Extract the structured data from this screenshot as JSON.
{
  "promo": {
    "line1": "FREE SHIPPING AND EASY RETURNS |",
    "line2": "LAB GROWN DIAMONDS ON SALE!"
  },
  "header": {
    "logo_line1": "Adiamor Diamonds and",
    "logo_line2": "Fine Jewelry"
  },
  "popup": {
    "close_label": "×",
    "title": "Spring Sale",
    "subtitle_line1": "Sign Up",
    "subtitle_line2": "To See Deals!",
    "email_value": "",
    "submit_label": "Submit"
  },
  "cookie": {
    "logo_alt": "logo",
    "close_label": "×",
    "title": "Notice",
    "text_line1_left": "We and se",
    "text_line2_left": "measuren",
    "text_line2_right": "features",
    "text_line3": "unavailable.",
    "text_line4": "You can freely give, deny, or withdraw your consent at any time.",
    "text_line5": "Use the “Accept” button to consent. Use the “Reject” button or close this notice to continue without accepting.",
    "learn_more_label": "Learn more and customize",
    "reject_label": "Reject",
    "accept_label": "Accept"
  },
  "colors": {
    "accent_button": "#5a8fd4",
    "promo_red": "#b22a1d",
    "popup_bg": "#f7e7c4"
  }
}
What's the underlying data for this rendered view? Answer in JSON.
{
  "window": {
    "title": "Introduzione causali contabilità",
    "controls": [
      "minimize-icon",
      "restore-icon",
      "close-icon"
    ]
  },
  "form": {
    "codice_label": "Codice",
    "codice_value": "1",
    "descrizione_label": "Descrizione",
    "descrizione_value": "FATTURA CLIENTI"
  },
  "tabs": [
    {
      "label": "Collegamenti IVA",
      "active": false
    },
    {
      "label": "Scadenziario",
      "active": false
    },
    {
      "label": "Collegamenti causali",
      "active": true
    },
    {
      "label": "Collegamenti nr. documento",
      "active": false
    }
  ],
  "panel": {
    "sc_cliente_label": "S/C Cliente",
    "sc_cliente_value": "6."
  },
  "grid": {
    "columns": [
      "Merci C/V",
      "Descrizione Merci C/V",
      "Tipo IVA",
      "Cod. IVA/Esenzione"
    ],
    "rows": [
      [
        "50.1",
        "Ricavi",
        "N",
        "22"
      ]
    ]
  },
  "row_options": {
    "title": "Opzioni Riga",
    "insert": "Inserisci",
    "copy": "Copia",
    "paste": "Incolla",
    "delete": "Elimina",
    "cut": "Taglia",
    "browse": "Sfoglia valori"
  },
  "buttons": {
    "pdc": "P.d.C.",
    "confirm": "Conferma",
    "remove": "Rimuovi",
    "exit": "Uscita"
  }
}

» **Task brief**:
Reproduce each entry word for word.

» **Finished exercise**:
Extract the structured data from this screenshot as JSON.
{
  "promo": {
    "line1": "FREE SHIPPING AND EASY RETURNS |",
    "line2": "LAB GROWN DIAMONDS ON SALE!"
  },
  "header": {
    "logo_line1": "Adiamor Diamonds and",
    "logo_line2": "Fine Jewelry"
  },
  "popup": {
    "close_label": "×",
    "title": "Spring Sale",
    "subtitle_line1": "Sign Up",
    "subtitle_line2": "To See Deals!",
    "email_value": "",
    "submit_label": "Submit"
  },
  "cookie": {
    "logo_alt": "logo",
    "close_label": "×",
    "title": "Notice",
    "text_line1_left": "We and se",
    "text_line2_left": "measuren",
    "text_line2_right": "features",
    "text_line3": "unavailable.",
    "text_line4": "You can freely give, deny, or withdraw your consent at any time.",
    "text_line5": "Use the “Accept” button to consent. Use the “Reject” button or close this notice to continue without accepting.",
    "learn_more_label": "Learn more and customize",
    "reject_label": "Reject",
    "accept_label": "Accept"
  },
  "colors": {
    "accent_button": "#5a8fd4",
    "promo_red": "#b22a1d",
    "popup_bg": "#f7e7c4"
  }
}
What's the underlying data for this rendered view? Answer in JSON.
{
  "window": {
    "title": "Introduzione causali contabilità",
    "controls": [
      "minimize-icon",
      "restore-icon",
      "close-icon"
    ]
  },
  "form": {
    "codice_label": "Codice",
    "codice_value": "1",
    "descrizione_label": "Descrizione",
    "descrizione_value": "FATTURA CLIENTI"
  },
  "tabs": [
    {
      "label": "Collegamenti IVA",
      "active": false
    },
    {
      "label": "Scadenziario",
      "active": false
    },
    {
      "label": "Collegamenti causali",
      "active": true
    },
    {
      "label": "Collegamenti nr. documento",
      "active": false
    }
  ],
  "panel": {
    "sc_cliente_label": "S/C Cliente",
    "sc_cliente_value": "6."
  },
  "grid": {
    "columns": [
      "Merci C/V",
      "Descrizione Merci C/V",
      "Tipo IVA",
      "Cod. IVA/Esenzione"
    ],
    "rows": [
      [
        "50.1",
        "Ricavi",
        "N",
        "22"
      ]
    ]
  },
  "row_options": {
    "title": "Opzioni Riga",
    "insert": "Inserisci",
    "copy": "Copia",
    "paste": "Incolla",
    "delete": "Elimina",
    "cut": "Taglia",
    "browse": "Sfoglia valori"
  },
  "buttons": {
    "pdc": "P.d.C.",
    "confirm": "Conferma",
    "remove": "Rimuovi",
    "exit": "Uscita"
  }
}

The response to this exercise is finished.